(To do): Gather all lines in the data that hold the string "color".

(Data to process):
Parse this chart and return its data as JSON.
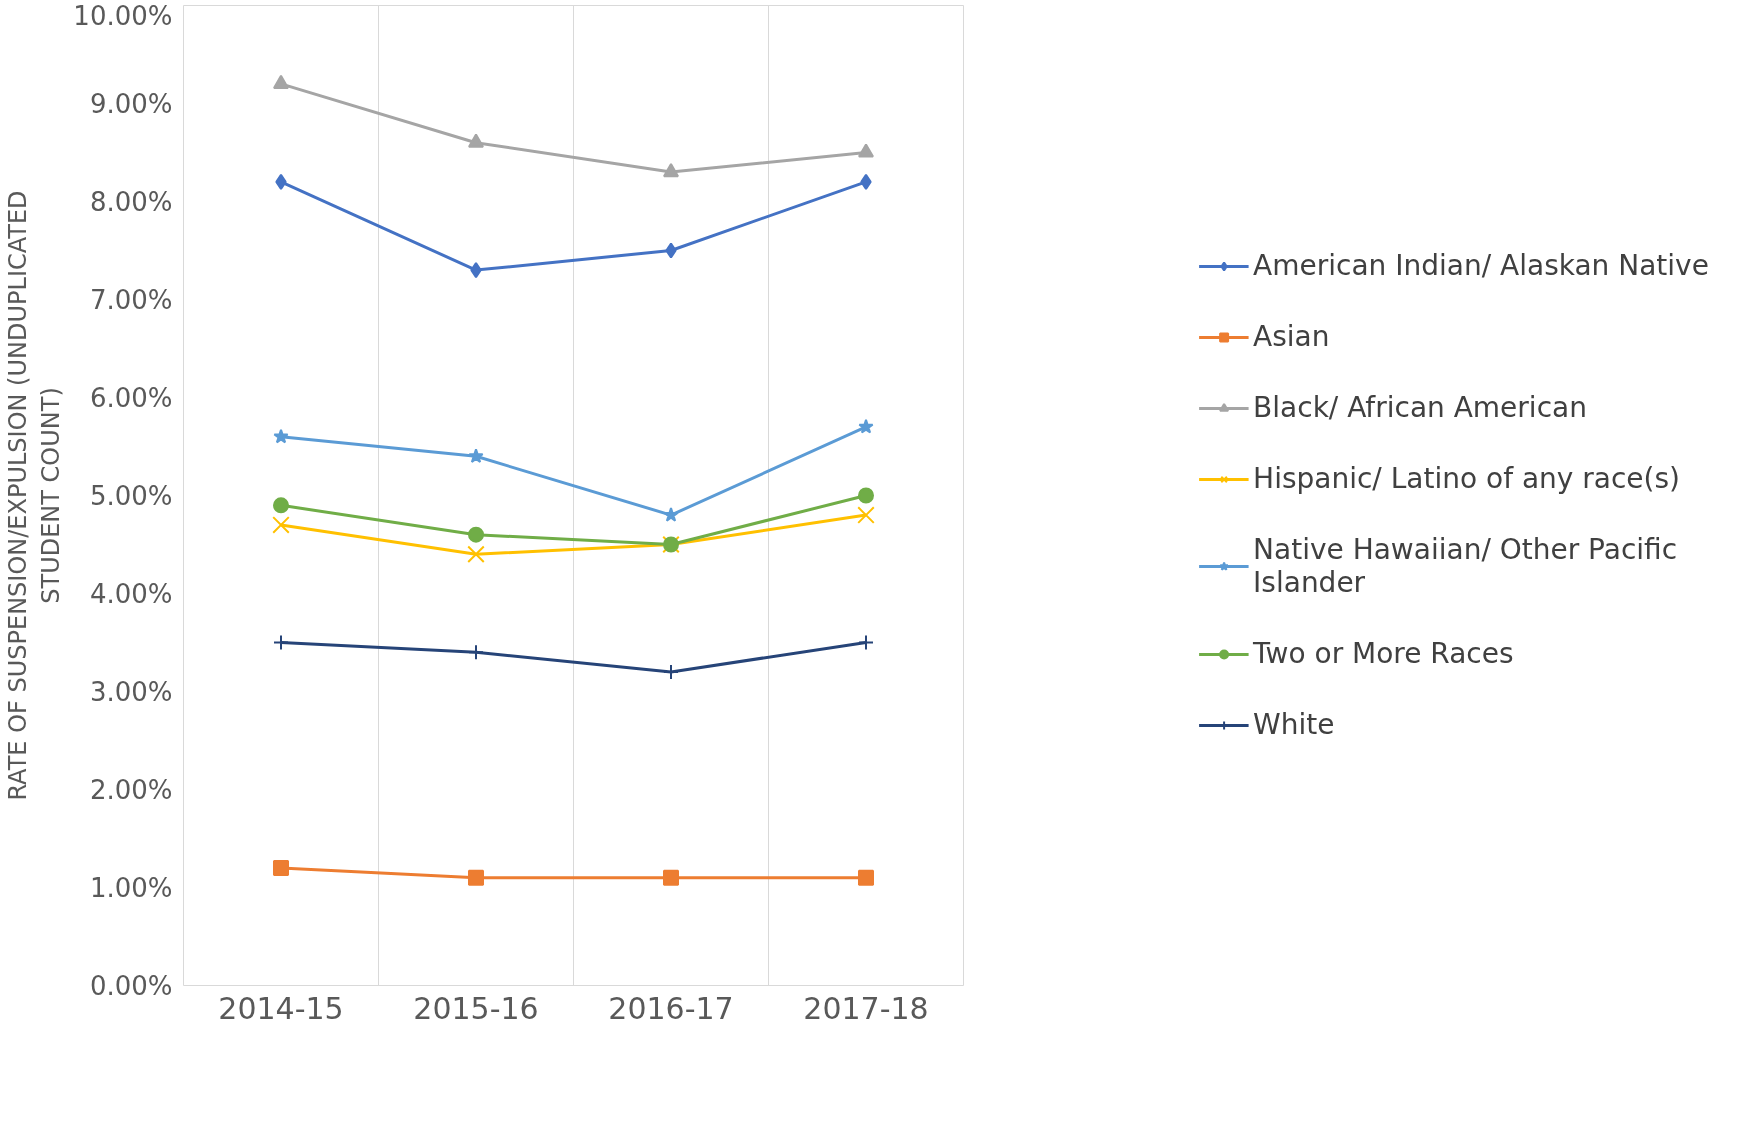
{
  "chart_data": {
    "type": "line",
    "ylabel": "RATE OF SUSPENSION/EXPULSION (UNDUPLICATED STUDENT COUNT)",
    "categories": [
      "2014-15",
      "2015-16",
      "2016-17",
      "2017-18"
    ],
    "ylim": [
      0,
      10
    ],
    "yticks": [
      {
        "value": 0,
        "label": "0.00%"
      },
      {
        "value": 1,
        "label": "1.00%"
      },
      {
        "value": 2,
        "label": "2.00%"
      },
      {
        "value": 3,
        "label": "3.00%"
      },
      {
        "value": 4,
        "label": "4.00%"
      },
      {
        "value": 5,
        "label": "5.00%"
      },
      {
        "value": 6,
        "label": "6.00%"
      },
      {
        "value": 7,
        "label": "7.00%"
      },
      {
        "value": 8,
        "label": "8.00%"
      },
      {
        "value": 9,
        "label": "9.00%"
      },
      {
        "value": 10,
        "label": "10.00%"
      }
    ],
    "grid": "x",
    "legend": "right",
    "line_style": "solid",
    "series": [
      {
        "name": "American Indian/ Alaskan Native",
        "color": "#4472c4",
        "marker": "diamond",
        "values": [
          8.2,
          7.3,
          7.5,
          8.2
        ]
      },
      {
        "name": "Asian",
        "color": "#ed7d31",
        "marker": "square",
        "values": [
          1.2,
          1.1,
          1.1,
          1.1
        ]
      },
      {
        "name": "Black/ African American",
        "color": "#a5a5a5",
        "marker": "triangle",
        "values": [
          9.2,
          8.6,
          8.3,
          8.5
        ]
      },
      {
        "name": "Hispanic/ Latino of any race(s)",
        "color": "#ffc000",
        "marker": "x",
        "values": [
          4.7,
          4.4,
          4.5,
          4.8
        ]
      },
      {
        "name": "Native Hawaiian/ Other Pacific Islander",
        "color": "#5b9bd5",
        "marker": "star",
        "values": [
          5.6,
          5.4,
          4.8,
          5.7
        ]
      },
      {
        "name": "Two or More Races",
        "color": "#70ad47",
        "marker": "circle",
        "values": [
          4.9,
          4.6,
          4.5,
          5.0
        ]
      },
      {
        "name": "White",
        "color": "#264478",
        "marker": "cross",
        "values": [
          3.5,
          3.4,
          3.2,
          3.5
        ]
      }
    ]
  }
}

(Solution to the problem):
        "color": "#4472c4",
        "color": "#ed7d31",
        "color": "#a5a5a5",
        "color": "#ffc000",
        "color": "#5b9bd5",
        "color": "#70ad47",
        "color": "#264478",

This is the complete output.